**Task requirements**
In how many lines of the data does the word "Otaniemen" appear? Give the number by itself.

**Records from a collection of figures**
<<<<

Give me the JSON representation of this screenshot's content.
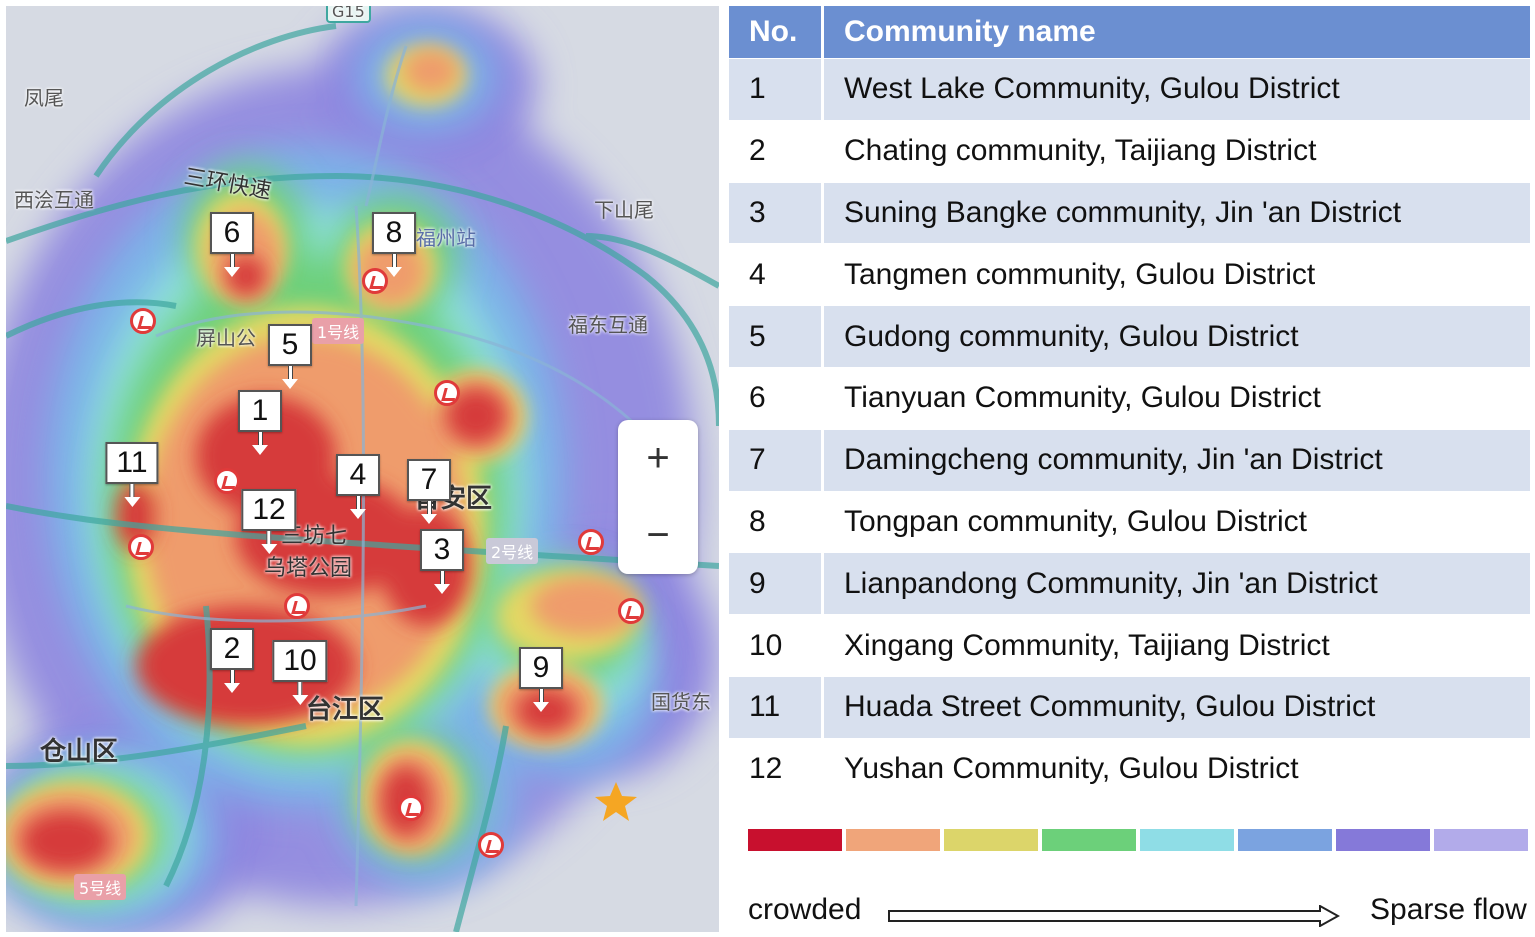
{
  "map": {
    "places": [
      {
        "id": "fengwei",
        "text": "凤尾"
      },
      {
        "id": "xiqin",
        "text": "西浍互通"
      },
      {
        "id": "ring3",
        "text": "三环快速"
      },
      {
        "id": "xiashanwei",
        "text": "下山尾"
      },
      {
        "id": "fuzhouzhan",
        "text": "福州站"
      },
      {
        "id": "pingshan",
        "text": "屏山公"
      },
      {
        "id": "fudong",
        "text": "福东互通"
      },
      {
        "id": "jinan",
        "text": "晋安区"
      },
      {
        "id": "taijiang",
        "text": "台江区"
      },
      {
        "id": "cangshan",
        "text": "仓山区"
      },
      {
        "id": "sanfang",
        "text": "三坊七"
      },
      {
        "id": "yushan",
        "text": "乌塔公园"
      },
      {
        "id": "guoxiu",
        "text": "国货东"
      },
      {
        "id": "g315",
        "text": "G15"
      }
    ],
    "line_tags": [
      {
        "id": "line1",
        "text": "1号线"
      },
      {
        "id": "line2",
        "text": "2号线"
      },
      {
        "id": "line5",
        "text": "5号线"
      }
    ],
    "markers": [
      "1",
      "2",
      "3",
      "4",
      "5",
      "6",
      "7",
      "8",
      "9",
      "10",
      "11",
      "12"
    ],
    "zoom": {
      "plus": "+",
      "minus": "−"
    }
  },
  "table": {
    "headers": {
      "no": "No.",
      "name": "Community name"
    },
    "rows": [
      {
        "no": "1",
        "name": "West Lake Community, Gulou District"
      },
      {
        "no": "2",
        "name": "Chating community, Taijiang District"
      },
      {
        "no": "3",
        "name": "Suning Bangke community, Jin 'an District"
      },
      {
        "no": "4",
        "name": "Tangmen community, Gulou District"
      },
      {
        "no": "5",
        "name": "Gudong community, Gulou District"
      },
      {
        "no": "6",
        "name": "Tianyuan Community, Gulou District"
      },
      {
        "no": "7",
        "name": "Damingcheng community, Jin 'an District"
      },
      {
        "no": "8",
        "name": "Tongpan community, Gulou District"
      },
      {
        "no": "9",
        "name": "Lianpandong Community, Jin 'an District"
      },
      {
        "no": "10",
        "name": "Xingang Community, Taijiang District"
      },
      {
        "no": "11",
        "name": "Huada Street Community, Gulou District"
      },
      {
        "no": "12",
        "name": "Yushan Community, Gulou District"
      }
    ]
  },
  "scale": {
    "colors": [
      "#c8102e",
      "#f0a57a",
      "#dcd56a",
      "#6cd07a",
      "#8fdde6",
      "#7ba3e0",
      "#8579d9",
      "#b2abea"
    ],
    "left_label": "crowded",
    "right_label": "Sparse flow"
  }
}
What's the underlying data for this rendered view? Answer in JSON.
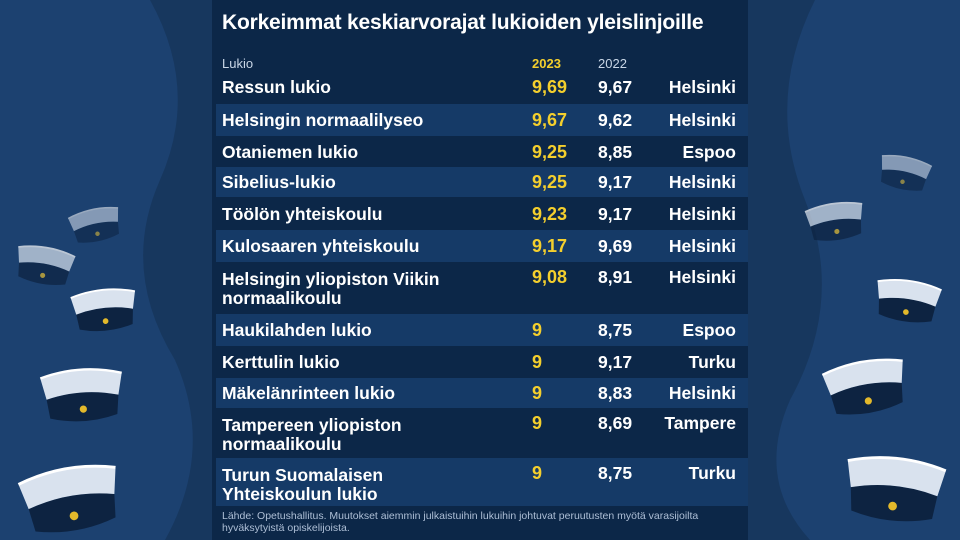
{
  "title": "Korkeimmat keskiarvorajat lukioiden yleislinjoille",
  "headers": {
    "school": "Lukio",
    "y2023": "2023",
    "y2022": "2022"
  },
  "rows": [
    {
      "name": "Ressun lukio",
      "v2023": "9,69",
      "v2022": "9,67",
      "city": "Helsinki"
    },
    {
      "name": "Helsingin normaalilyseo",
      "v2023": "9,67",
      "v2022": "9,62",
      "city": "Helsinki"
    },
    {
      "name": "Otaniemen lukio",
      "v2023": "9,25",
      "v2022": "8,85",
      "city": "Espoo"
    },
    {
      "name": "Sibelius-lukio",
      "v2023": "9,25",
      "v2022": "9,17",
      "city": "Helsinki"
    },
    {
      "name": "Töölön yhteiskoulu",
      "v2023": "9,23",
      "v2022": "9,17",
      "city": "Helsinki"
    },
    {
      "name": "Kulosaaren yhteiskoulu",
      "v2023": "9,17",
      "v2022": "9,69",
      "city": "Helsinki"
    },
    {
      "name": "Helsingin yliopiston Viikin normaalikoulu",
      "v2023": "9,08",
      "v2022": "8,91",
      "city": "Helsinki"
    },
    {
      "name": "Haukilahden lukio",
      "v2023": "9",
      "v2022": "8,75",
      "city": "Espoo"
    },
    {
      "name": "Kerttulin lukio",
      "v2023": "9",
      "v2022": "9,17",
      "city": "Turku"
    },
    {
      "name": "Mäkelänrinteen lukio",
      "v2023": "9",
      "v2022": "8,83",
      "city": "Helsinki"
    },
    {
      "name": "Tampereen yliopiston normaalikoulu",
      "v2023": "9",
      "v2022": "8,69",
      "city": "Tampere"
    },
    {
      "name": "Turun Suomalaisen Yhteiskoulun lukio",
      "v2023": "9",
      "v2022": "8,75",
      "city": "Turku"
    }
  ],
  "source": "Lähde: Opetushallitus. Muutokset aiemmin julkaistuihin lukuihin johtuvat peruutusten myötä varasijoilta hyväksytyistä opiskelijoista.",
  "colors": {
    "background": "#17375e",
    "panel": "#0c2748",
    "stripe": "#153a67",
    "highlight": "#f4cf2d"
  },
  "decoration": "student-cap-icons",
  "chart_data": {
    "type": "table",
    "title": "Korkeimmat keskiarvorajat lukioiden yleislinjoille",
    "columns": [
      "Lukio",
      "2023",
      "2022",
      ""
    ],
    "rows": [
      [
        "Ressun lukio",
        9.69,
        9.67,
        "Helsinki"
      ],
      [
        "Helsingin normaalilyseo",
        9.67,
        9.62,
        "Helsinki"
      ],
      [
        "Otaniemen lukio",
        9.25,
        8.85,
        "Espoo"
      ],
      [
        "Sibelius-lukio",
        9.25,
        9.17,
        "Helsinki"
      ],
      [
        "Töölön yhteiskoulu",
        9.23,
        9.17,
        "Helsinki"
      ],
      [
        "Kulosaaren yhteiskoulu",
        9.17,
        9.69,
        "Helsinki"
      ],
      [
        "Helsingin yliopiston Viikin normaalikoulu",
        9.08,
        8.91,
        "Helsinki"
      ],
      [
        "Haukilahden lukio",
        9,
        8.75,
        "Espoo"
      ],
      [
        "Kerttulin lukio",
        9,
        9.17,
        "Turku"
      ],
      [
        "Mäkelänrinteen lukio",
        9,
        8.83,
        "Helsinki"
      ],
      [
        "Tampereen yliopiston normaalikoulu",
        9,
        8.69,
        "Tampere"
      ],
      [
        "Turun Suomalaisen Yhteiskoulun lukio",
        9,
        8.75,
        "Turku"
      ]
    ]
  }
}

>>>>
<<<<

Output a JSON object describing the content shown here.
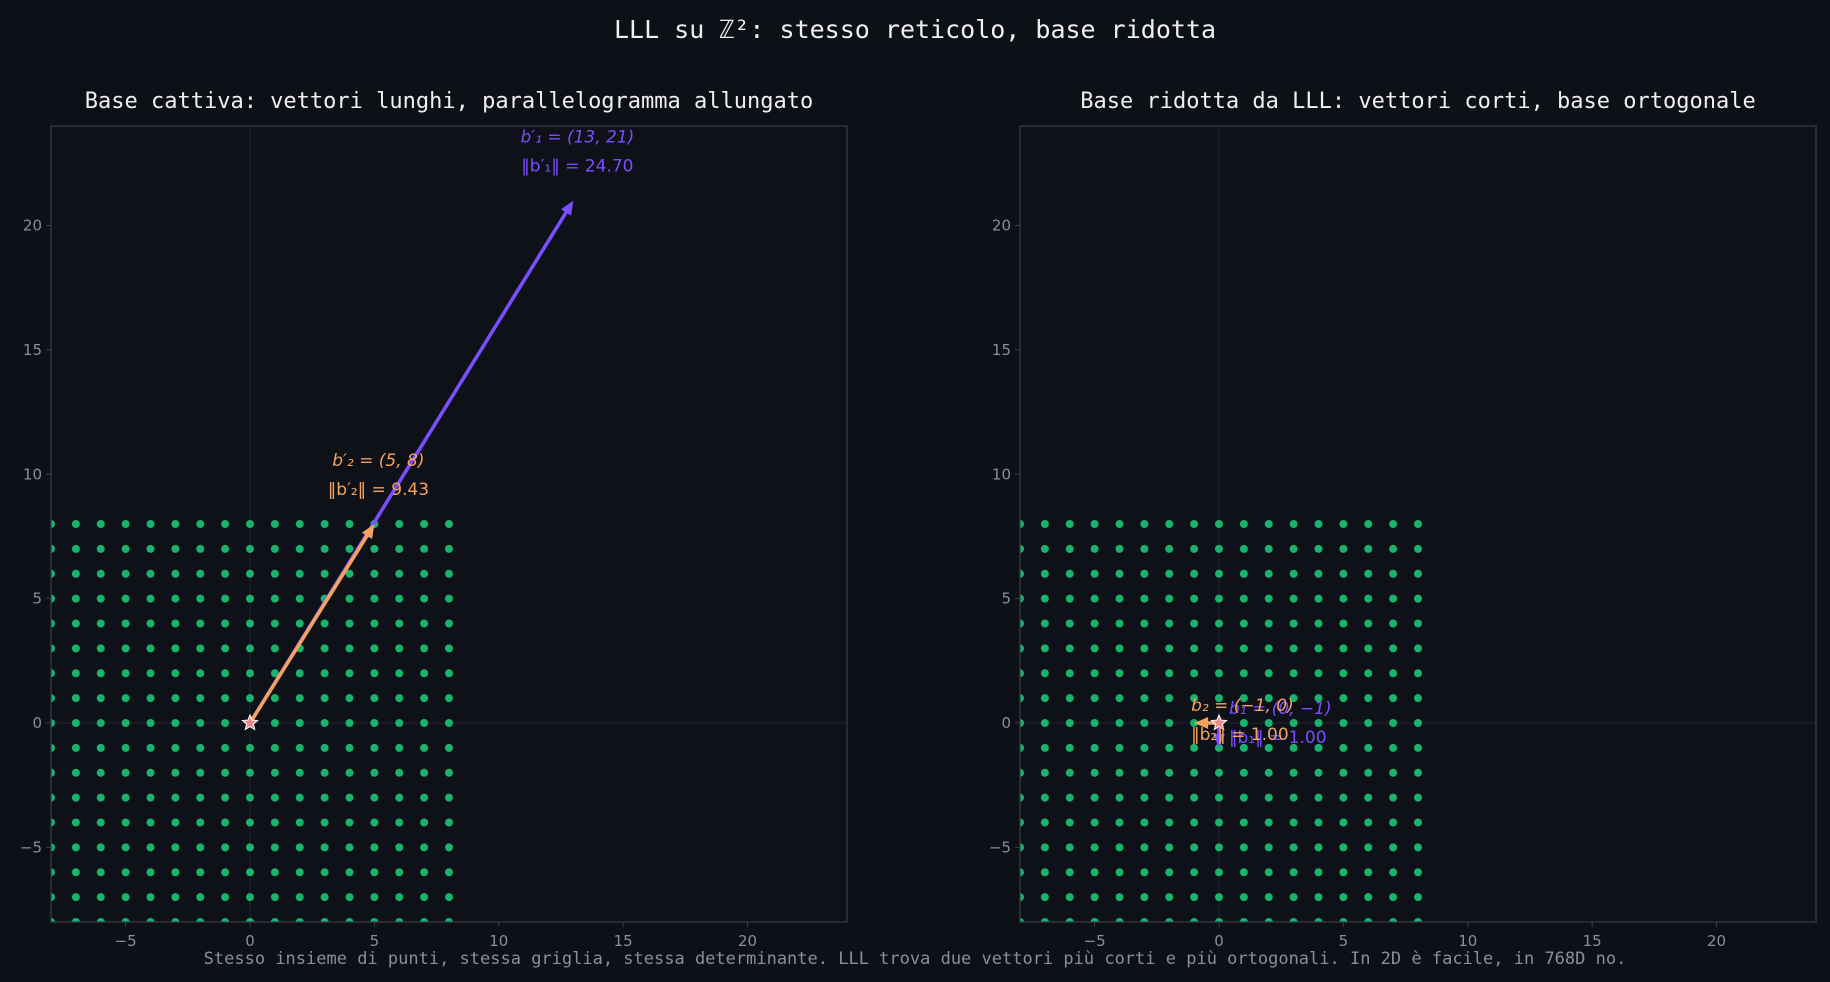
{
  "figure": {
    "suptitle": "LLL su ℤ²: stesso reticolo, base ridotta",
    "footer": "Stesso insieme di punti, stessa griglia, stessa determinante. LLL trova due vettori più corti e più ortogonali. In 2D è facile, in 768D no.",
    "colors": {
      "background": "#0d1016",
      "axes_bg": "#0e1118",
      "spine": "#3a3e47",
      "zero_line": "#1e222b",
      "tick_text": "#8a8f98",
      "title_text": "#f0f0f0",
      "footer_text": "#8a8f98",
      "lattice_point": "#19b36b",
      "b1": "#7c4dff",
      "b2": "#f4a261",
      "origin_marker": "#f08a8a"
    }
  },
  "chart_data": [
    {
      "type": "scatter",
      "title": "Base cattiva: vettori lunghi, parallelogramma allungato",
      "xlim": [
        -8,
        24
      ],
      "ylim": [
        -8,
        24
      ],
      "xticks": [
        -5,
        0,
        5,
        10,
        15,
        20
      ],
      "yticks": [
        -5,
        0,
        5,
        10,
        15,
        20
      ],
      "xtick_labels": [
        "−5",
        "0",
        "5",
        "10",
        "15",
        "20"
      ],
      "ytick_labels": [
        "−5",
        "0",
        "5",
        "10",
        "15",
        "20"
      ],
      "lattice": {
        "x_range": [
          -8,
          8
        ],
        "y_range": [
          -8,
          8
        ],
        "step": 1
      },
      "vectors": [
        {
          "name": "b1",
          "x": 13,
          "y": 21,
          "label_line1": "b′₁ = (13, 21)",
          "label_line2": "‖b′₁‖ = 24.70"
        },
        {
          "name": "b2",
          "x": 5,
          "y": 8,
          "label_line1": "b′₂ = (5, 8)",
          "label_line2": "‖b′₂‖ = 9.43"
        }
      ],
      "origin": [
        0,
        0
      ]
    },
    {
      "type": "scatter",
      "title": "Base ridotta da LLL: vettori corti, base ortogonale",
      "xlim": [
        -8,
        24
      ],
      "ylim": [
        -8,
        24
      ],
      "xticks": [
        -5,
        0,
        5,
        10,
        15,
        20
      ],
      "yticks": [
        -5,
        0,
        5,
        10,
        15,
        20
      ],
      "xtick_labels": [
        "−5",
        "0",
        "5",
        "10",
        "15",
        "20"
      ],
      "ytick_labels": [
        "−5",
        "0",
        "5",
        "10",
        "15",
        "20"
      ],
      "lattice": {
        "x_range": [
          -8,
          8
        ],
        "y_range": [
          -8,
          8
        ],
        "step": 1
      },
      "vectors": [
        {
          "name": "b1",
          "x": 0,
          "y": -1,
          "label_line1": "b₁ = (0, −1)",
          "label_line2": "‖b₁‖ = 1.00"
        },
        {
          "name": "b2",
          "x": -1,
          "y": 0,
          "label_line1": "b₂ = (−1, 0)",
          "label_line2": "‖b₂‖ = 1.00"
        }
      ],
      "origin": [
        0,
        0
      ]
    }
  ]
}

>>>>
<<<<

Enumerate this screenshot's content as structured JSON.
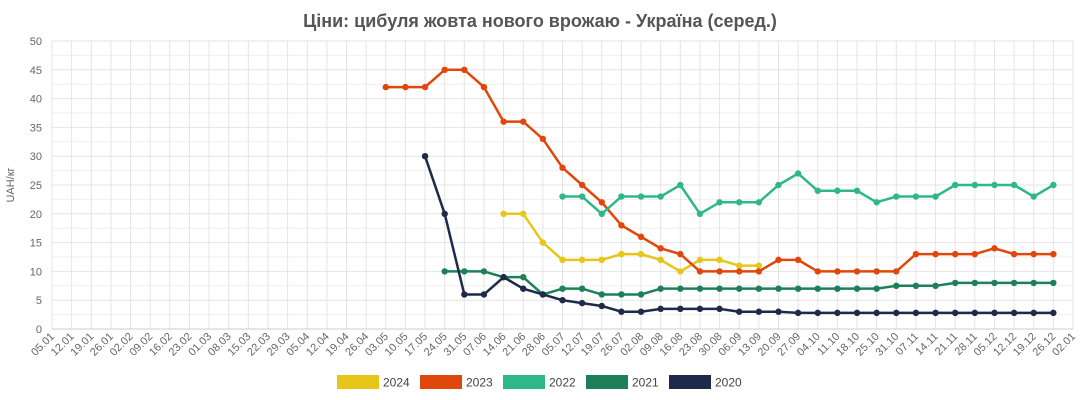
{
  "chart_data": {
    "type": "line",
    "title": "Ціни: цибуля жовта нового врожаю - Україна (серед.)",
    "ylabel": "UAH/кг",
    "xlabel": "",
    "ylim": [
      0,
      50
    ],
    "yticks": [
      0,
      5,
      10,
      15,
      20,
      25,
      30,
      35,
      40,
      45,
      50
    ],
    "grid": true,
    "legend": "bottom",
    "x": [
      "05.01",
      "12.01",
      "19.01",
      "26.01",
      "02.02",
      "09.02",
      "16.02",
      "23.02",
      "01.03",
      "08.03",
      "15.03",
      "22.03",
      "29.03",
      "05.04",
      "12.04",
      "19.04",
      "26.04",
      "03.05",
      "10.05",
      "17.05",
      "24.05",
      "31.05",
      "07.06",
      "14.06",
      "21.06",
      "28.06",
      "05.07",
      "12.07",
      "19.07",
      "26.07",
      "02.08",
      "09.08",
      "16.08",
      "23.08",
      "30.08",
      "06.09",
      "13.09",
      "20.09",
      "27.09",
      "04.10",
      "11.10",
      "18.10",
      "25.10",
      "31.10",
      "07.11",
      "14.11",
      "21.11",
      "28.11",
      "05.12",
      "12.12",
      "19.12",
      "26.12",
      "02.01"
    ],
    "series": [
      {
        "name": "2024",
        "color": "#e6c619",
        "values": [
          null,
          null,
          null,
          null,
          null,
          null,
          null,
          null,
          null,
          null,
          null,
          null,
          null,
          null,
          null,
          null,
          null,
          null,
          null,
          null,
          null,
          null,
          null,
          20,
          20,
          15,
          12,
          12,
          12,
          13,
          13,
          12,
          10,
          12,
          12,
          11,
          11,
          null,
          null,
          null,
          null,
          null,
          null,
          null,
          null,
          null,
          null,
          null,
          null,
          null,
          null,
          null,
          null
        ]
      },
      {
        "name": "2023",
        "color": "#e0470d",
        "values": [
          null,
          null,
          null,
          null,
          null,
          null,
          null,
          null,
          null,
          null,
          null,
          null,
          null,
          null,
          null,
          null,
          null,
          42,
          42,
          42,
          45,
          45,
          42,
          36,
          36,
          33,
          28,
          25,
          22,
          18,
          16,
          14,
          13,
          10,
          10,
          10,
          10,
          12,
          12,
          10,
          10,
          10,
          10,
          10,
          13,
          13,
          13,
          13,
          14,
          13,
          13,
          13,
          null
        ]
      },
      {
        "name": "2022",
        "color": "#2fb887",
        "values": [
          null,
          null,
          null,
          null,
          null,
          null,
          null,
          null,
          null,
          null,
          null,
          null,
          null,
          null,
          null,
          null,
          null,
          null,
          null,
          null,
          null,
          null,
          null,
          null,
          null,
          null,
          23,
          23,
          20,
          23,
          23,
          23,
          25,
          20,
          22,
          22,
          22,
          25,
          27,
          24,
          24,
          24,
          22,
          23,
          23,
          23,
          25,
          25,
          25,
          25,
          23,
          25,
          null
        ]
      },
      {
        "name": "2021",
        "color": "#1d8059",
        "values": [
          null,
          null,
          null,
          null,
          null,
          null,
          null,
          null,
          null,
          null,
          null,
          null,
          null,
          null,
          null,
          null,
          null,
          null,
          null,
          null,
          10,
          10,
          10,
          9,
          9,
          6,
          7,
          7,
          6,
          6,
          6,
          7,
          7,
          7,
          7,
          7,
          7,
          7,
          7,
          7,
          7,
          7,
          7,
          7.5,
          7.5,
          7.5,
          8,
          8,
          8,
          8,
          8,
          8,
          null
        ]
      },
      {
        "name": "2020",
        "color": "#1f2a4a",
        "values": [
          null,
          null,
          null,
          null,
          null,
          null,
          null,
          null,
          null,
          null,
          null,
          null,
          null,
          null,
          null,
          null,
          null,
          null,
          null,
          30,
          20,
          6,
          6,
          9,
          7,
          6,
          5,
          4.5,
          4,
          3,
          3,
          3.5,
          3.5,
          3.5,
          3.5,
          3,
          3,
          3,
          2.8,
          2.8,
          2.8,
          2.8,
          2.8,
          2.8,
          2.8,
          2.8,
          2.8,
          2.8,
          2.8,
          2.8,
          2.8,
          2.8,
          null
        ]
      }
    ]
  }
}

>>>>

**Final result**
2